Data extracted from a collection:
>>>>

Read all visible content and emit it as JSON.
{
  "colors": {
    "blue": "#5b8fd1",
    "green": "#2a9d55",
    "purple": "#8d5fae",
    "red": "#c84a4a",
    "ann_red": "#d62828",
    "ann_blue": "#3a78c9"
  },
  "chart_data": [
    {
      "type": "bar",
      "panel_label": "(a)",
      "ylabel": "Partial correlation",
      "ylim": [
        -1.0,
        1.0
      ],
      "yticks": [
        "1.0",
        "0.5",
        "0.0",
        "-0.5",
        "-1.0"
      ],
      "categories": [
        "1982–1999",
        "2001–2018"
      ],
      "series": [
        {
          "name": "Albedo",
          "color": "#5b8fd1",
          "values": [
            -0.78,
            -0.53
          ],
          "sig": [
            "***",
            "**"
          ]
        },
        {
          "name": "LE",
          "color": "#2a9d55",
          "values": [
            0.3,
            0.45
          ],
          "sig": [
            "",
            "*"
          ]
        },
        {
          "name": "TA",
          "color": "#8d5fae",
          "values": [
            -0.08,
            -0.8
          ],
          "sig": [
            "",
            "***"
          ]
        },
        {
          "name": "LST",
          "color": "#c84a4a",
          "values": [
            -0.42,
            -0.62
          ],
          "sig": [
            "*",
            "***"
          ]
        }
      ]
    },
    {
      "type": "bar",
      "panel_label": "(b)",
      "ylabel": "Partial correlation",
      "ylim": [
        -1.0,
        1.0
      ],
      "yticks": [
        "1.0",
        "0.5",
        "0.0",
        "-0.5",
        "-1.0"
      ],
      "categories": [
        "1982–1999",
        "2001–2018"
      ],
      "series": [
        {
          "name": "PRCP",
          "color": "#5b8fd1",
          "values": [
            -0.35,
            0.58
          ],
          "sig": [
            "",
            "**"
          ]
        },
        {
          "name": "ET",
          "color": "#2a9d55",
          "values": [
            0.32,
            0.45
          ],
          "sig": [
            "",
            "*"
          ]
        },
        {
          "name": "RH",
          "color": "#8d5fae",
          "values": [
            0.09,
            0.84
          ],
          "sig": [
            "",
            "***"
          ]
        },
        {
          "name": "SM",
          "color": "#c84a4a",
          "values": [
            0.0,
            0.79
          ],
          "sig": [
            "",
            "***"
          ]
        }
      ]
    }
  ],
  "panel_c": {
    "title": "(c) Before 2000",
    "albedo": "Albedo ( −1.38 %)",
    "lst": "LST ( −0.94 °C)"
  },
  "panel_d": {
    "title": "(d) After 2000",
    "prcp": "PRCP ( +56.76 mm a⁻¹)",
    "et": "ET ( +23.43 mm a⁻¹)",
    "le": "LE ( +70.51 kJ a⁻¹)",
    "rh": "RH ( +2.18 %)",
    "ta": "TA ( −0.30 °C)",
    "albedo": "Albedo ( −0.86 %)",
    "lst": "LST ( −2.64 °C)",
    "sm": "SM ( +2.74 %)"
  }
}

<<<<

PROBLEM: Point out every line holding the string "name" and copy it.

THE RESULT:
          "name": "Albedo",
          "name": "LE",
          "name": "TA",
          "name": "LST",
          "name": "PRCP",
          "name": "ET",
          "name": "RH",
          "name": "SM",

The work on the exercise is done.